MATERIAL SUPPLIED >>
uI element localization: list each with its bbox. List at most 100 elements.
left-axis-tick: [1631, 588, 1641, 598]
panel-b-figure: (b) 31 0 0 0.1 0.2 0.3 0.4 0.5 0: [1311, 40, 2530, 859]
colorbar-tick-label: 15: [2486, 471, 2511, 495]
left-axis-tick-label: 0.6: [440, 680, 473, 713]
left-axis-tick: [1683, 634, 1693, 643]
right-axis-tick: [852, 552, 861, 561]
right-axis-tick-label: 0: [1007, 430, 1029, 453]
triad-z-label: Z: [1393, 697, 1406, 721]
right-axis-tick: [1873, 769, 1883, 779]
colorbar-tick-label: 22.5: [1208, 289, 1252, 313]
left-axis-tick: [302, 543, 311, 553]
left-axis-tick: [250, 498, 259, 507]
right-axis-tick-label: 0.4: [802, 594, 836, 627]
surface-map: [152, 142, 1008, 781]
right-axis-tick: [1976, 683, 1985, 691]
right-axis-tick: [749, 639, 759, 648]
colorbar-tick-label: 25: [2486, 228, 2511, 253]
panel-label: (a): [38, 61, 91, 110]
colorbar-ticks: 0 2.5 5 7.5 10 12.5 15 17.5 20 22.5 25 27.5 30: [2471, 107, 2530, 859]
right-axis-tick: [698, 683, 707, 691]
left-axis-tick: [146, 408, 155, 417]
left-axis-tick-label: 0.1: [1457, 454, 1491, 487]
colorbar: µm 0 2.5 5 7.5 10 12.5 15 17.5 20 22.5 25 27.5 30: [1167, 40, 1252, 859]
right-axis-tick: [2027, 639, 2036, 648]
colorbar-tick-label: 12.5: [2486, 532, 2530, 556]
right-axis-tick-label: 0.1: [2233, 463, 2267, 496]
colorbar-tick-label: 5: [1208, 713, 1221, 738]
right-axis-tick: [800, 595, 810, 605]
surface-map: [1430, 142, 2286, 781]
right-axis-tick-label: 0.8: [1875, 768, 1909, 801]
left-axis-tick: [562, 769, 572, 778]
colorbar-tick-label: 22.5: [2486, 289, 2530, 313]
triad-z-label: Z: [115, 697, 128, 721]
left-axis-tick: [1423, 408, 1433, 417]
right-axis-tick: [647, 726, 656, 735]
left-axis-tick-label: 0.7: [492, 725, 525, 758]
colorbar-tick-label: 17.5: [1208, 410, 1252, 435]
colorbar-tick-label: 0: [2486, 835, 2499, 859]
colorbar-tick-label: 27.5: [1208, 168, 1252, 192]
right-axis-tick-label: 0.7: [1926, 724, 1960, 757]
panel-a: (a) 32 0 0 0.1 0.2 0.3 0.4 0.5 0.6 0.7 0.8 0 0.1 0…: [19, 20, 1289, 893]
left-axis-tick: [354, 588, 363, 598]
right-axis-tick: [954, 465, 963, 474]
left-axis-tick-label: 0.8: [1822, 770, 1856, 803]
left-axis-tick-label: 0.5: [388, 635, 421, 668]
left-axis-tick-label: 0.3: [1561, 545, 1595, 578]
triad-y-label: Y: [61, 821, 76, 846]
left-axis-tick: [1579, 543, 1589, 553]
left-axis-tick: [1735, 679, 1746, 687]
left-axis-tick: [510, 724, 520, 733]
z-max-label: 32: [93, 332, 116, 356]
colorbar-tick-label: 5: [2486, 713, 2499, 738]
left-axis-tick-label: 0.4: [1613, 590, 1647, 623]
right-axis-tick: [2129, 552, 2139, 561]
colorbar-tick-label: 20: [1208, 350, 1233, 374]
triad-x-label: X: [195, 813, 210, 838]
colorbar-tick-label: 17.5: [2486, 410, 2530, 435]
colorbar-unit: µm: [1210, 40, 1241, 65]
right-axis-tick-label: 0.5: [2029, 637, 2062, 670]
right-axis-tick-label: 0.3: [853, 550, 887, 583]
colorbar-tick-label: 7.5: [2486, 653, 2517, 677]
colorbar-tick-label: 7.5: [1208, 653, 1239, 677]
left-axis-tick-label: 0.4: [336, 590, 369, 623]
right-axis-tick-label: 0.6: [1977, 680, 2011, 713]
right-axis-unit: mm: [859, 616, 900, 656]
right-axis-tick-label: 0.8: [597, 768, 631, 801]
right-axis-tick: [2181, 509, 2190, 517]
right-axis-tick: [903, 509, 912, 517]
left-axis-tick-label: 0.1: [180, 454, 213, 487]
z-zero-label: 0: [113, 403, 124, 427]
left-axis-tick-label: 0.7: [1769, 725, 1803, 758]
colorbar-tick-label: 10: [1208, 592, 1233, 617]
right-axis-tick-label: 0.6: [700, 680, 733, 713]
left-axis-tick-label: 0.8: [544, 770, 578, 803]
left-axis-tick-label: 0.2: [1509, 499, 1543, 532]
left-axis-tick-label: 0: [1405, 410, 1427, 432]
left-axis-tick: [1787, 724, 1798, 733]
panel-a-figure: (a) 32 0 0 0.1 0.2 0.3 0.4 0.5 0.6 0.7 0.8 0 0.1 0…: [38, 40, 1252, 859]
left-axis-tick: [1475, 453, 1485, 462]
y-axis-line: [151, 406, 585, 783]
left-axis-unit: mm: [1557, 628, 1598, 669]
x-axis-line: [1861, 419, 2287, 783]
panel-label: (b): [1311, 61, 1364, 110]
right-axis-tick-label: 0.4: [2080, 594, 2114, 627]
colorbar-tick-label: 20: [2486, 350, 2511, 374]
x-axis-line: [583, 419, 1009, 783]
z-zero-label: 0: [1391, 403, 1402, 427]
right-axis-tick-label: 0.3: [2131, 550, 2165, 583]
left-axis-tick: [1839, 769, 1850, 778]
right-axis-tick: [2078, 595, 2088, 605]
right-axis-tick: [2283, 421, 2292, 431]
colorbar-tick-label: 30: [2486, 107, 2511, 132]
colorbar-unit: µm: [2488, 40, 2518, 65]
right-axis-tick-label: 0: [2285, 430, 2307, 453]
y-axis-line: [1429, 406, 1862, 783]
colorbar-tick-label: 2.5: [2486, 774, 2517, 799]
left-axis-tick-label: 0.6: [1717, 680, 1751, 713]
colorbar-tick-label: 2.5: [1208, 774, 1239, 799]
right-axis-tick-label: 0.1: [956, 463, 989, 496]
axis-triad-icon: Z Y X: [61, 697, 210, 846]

TASK STATEMENT >>
Please render the stretch of the listing from its first line through the line containing "right-axis-tick: [852, 552, 861, 561]", both ends included, as a Markdown table with the columns Row and Listing line. Give each line its own numbered row and leave out any blank lines.

WRITTEN ANSWER >>
| Row | Listing line |
|---|---|
| 1 | uI element localization: list each with its bbox. List at most 100 elements. |
| 2 | left-axis-tick: [1631, 588, 1641, 598] |
| 3 | panel-b-figure: (b) 31 0 0 0.1 0.2 0.3 0.4 0.5 0: [1311, 40, 2530, 859] |
| 4 | colorbar-tick-label: 15: [2486, 471, 2511, 495] |
| 5 | left-axis-tick-label: 0.6: [440, 680, 473, 713] |
| 6 | left-axis-tick: [1683, 634, 1693, 643] |
| 7 | right-axis-tick: [852, 552, 861, 561] |